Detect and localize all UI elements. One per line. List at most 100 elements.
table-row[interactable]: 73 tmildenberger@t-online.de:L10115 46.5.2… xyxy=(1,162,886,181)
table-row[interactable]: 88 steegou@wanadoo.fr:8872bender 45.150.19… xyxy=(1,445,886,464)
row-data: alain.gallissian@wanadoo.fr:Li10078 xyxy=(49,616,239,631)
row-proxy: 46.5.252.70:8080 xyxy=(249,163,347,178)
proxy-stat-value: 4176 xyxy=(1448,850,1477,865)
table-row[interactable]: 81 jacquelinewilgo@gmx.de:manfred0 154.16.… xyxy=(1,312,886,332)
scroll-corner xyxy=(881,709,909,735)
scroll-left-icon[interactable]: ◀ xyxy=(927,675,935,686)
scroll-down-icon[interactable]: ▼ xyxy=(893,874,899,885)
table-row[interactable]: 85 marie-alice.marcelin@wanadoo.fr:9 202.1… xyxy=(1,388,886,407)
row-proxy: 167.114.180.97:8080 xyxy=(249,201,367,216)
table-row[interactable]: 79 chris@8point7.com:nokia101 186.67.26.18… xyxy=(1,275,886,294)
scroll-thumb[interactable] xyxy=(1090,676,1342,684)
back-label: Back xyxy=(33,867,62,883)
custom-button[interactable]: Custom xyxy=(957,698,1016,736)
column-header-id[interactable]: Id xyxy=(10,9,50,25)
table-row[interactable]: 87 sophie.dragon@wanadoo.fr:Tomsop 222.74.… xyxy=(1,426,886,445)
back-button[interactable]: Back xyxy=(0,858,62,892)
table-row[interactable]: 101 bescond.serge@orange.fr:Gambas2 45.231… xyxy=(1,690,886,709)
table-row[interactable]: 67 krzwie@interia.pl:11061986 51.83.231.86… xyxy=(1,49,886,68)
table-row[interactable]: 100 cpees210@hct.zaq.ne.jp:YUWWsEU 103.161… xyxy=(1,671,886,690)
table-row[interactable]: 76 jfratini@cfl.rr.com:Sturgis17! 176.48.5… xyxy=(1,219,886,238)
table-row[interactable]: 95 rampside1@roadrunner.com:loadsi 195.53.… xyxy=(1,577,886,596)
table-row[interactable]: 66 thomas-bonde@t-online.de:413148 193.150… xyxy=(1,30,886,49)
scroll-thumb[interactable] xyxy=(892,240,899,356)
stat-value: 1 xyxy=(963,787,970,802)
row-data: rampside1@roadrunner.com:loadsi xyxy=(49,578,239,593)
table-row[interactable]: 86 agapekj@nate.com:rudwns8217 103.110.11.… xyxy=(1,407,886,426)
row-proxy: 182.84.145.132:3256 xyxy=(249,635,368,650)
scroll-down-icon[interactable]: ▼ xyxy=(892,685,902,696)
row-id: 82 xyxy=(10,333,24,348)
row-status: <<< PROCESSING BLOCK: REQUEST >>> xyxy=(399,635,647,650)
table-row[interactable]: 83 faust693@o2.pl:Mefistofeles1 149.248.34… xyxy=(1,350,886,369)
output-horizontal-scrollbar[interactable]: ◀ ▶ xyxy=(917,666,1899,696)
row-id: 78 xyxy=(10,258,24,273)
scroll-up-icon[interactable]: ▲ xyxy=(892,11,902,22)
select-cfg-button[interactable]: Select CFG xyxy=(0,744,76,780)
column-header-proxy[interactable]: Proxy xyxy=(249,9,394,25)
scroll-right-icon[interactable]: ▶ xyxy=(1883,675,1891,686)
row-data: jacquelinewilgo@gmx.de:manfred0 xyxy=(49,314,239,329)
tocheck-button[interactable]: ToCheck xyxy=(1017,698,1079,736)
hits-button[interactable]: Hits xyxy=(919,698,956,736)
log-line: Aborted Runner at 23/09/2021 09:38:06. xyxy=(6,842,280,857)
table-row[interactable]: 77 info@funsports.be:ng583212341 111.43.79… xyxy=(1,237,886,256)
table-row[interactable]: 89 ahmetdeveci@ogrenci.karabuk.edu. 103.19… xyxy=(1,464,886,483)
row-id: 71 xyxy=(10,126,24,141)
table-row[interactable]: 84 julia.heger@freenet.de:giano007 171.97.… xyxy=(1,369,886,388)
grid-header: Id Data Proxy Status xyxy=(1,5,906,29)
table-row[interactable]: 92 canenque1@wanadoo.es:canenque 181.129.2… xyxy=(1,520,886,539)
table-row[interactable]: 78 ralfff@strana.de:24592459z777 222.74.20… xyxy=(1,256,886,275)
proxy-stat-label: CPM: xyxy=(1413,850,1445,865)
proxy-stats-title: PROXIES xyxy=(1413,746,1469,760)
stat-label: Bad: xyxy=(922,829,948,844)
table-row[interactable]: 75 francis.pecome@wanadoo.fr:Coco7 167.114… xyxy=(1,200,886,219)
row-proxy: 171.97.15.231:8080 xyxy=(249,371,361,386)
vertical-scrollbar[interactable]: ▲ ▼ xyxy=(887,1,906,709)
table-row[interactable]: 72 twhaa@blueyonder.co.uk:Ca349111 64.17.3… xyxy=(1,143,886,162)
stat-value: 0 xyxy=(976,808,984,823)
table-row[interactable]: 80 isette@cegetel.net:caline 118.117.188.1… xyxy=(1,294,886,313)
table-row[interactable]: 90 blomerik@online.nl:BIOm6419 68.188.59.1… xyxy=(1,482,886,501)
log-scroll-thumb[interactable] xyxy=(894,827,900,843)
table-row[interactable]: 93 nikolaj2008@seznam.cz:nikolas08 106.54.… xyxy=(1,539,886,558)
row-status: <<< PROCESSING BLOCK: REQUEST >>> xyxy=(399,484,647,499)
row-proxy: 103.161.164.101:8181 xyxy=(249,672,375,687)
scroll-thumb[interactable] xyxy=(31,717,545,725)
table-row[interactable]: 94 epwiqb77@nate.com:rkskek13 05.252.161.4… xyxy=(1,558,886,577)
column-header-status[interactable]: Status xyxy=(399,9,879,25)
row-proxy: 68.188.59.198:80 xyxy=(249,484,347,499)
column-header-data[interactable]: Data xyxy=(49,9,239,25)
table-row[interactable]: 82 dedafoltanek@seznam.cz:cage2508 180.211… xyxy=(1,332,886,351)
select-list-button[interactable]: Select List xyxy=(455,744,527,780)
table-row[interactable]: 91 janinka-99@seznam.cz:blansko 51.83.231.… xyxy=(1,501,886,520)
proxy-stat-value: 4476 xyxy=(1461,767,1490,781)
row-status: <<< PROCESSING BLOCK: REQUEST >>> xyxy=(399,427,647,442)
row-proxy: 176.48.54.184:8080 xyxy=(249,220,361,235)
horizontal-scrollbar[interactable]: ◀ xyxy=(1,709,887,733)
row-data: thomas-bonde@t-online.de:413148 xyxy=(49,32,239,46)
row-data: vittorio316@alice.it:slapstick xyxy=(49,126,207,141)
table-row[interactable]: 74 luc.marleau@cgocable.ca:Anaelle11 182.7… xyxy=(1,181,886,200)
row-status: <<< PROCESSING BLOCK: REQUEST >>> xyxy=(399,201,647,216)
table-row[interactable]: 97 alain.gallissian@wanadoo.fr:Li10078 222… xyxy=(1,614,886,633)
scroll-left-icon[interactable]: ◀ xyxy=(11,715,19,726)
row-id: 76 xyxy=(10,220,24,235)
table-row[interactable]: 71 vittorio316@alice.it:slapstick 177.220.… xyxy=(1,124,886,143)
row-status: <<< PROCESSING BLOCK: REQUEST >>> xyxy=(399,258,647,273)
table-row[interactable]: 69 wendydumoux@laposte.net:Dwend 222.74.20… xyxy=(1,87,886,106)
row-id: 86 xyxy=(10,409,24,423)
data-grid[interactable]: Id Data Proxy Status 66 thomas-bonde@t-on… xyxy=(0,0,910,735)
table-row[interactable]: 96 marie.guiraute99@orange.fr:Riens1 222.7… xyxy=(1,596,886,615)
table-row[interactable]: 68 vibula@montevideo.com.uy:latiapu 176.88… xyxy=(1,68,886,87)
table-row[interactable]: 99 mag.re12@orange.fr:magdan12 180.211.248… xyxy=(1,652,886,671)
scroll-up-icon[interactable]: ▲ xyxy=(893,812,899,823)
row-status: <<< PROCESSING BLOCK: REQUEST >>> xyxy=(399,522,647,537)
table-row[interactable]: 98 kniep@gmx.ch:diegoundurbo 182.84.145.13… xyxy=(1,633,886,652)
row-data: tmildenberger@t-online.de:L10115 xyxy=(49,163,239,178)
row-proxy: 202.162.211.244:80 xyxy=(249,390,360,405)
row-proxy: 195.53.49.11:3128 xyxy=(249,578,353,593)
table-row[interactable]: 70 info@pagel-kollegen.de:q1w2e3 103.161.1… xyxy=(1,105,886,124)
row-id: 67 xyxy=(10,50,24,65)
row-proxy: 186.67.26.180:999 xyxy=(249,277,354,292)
----------------
- TASK BRIEF -
Pick out every line in the items above that contains the string "PROCESSING", and copy each one in full.

- SOLVED PROBLEM -
row-status: <<< PROCESSING BLOCK: REQUEST >>> xyxy=(399,635,647,650)
row-status: <<< PROCESSING BLOCK: REQUEST >>> xyxy=(399,484,647,499)
row-status: <<< PROCESSING BLOCK: REQUEST >>> xyxy=(399,427,647,442)
row-status: <<< PROCESSING BLOCK: REQUEST >>> xyxy=(399,201,647,216)
row-status: <<< PROCESSING BLOCK: REQUEST >>> xyxy=(399,258,647,273)
row-status: <<< PROCESSING BLOCK: REQUEST >>> xyxy=(399,522,647,537)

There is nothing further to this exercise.